(Extracted data entries)

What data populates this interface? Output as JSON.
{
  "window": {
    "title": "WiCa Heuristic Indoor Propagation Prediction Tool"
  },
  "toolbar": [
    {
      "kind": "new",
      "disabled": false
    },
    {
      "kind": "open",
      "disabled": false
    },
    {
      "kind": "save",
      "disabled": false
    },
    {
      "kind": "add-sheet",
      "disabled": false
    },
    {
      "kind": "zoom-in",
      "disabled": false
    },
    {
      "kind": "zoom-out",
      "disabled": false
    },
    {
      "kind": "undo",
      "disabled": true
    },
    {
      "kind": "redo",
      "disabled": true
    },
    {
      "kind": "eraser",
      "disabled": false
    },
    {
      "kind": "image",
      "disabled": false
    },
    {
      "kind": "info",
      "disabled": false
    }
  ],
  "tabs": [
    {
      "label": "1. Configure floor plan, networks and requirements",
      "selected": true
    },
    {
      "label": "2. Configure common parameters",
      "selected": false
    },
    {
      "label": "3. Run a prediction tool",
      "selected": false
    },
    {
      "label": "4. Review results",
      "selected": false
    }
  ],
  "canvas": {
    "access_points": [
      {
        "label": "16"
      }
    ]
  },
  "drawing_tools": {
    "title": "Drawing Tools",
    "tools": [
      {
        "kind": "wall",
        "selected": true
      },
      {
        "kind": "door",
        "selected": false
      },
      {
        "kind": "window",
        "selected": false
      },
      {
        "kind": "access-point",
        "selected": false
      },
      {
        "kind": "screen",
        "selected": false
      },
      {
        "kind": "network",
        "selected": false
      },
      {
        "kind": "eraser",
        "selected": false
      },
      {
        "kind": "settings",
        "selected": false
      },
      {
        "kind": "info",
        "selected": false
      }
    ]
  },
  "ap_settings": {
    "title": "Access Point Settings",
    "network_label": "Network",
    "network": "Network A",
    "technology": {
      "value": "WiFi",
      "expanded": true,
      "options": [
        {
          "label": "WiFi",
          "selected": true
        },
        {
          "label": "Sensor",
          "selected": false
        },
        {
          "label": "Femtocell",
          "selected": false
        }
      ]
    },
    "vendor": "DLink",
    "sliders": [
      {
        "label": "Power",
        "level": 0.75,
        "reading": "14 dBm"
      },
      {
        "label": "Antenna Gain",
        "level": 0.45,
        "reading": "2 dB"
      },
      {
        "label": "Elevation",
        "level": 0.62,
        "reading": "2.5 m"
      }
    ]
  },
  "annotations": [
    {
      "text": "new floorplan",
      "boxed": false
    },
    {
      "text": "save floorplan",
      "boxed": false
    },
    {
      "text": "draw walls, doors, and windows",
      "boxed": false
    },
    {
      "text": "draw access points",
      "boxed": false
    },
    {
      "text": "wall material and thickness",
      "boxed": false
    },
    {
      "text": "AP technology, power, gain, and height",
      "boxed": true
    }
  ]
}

#### WHAT TO PRODUCE
Say how many lines in this material hold "true", and say nothing else.

#### RESULT BELOW
7